+++ LISTED RECORDS
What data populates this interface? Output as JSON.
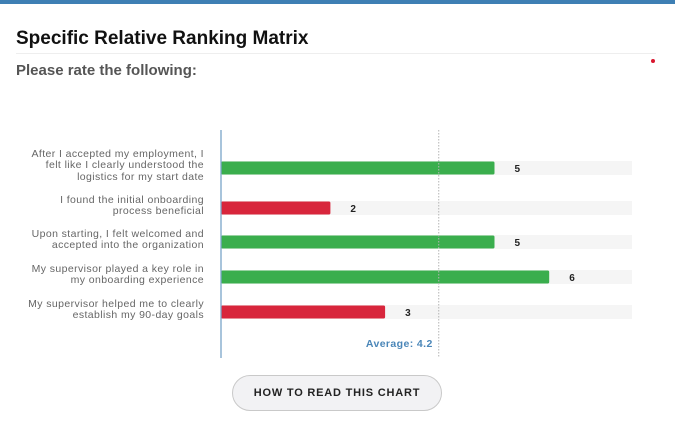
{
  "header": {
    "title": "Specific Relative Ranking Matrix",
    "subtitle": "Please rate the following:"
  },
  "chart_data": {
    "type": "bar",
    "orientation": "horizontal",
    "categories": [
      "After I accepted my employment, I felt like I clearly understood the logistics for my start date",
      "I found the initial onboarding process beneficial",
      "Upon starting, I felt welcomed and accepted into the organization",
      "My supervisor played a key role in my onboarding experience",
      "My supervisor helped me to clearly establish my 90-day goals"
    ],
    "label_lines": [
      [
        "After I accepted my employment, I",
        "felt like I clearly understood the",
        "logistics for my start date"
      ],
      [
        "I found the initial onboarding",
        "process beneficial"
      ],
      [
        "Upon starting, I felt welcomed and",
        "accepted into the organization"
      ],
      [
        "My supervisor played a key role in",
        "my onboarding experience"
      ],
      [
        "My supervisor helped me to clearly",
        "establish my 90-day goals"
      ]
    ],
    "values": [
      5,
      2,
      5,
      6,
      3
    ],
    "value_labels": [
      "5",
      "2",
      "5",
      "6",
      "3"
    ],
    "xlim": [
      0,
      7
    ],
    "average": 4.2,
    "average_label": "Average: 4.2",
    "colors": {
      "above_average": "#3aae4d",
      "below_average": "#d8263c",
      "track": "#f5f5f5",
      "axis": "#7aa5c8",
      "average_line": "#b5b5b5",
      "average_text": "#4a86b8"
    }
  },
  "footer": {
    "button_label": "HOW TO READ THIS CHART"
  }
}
++++++
DIRECTIVE
Retype all of the entries exactly as written, leaving out any images.

EXERCISE OUTPUT
What data populates this interface? Output as JSON.
{
  "header": {
    "title": "Specific Relative Ranking Matrix",
    "subtitle": "Please rate the following:"
  },
  "chart_data": {
    "type": "bar",
    "orientation": "horizontal",
    "categories": [
      "After I accepted my employment, I felt like I clearly understood the logistics for my start date",
      "I found the initial onboarding process beneficial",
      "Upon starting, I felt welcomed and accepted into the organization",
      "My supervisor played a key role in my onboarding experience",
      "My supervisor helped me to clearly establish my 90-day goals"
    ],
    "label_lines": [
      [
        "After I accepted my employment, I",
        "felt like I clearly understood the",
        "logistics for my start date"
      ],
      [
        "I found the initial onboarding",
        "process beneficial"
      ],
      [
        "Upon starting, I felt welcomed and",
        "accepted into the organization"
      ],
      [
        "My supervisor played a key role in",
        "my onboarding experience"
      ],
      [
        "My supervisor helped me to clearly",
        "establish my 90-day goals"
      ]
    ],
    "values": [
      5,
      2,
      5,
      6,
      3
    ],
    "value_labels": [
      "5",
      "2",
      "5",
      "6",
      "3"
    ],
    "xlim": [
      0,
      7
    ],
    "average": 4.2,
    "average_label": "Average: 4.2",
    "colors": {
      "above_average": "#3aae4d",
      "below_average": "#d8263c",
      "track": "#f5f5f5",
      "axis": "#7aa5c8",
      "average_line": "#b5b5b5",
      "average_text": "#4a86b8"
    }
  },
  "footer": {
    "button_label": "HOW TO READ THIS CHART"
  }
}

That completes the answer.